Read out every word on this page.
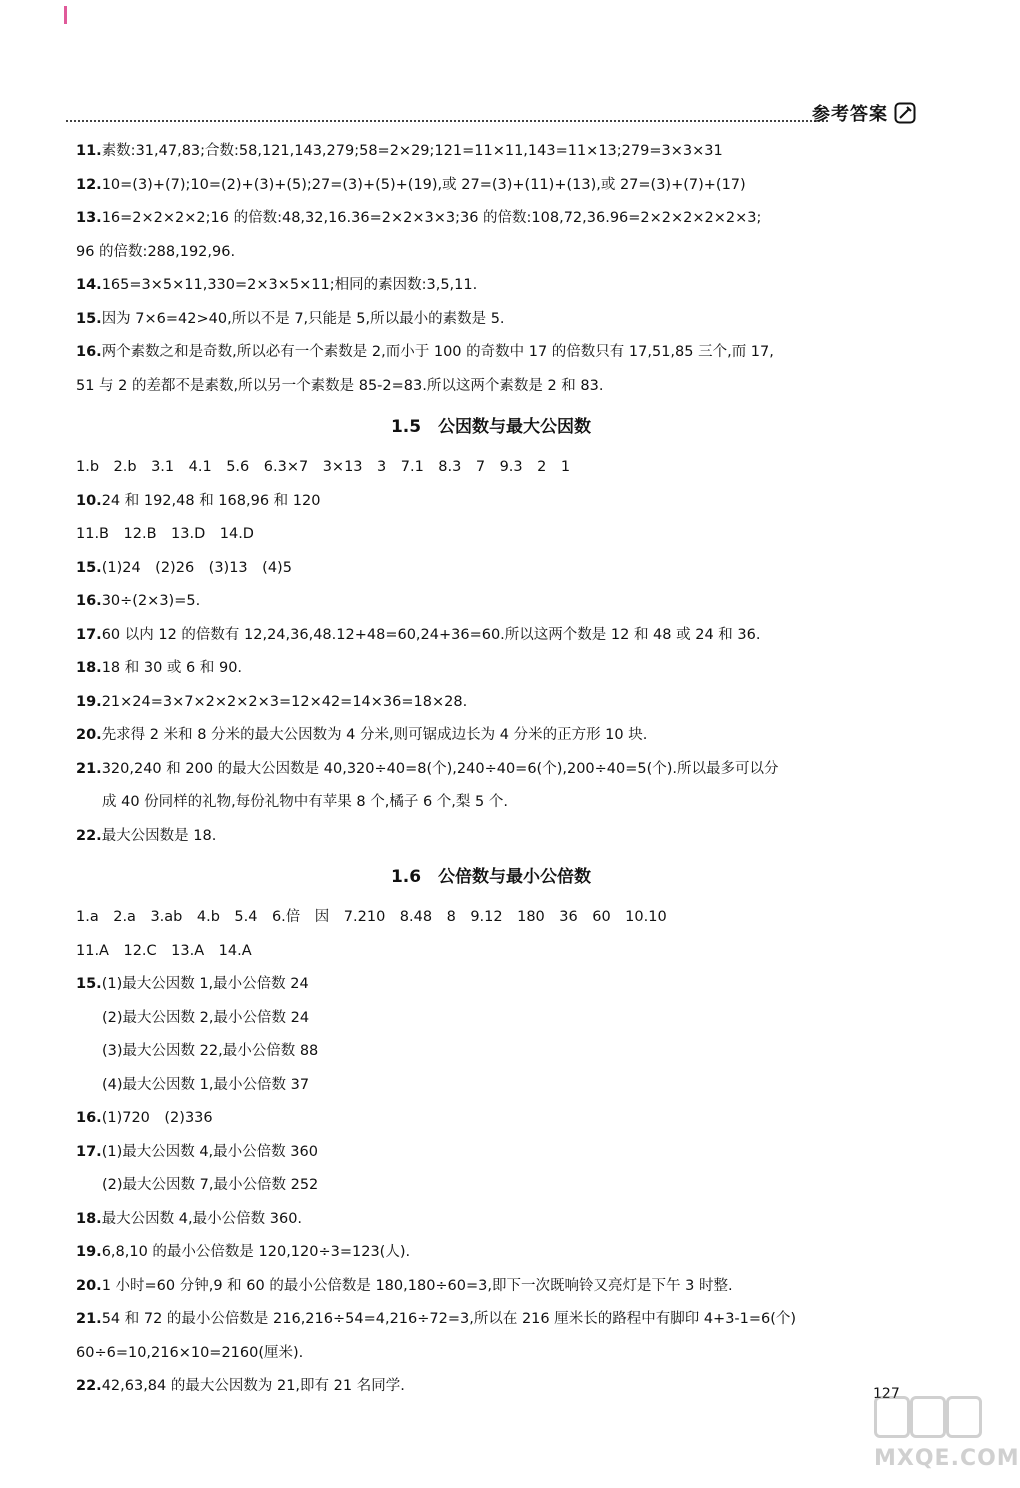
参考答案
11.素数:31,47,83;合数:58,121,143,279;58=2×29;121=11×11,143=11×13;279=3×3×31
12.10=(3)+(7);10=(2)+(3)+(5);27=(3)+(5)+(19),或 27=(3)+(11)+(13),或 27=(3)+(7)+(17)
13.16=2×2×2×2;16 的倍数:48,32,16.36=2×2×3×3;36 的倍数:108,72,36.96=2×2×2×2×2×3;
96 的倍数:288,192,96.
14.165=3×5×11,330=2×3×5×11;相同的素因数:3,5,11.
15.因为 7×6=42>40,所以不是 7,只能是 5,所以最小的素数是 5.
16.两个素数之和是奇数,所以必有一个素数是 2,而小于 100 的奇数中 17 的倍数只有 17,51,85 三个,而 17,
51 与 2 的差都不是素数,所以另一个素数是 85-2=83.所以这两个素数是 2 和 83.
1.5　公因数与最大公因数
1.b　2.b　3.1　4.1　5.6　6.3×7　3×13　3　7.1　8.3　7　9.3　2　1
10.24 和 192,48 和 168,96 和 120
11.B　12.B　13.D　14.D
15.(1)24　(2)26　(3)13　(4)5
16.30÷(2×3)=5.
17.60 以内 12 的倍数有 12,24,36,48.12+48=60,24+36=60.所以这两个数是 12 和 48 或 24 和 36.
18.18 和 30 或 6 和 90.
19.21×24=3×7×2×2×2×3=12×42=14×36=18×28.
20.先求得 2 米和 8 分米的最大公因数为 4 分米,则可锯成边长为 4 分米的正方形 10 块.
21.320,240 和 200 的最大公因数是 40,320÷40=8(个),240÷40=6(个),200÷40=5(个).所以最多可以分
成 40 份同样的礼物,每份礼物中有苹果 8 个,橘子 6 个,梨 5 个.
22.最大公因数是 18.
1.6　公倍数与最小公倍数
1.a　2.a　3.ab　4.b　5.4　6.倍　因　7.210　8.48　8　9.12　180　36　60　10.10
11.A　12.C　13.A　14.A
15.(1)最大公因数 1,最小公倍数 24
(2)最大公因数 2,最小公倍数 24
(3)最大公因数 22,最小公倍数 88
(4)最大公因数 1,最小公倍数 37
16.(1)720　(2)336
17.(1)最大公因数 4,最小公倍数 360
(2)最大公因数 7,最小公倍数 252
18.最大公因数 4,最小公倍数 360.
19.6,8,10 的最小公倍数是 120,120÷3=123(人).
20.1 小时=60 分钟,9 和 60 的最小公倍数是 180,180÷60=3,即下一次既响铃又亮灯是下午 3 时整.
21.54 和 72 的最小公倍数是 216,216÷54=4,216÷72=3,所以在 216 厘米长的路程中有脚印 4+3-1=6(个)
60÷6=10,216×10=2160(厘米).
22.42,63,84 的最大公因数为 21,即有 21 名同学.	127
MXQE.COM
- - - - -
To do: Work out the number of lines above that include the string "的最小公倍数是" and write only that number.

Solution: 3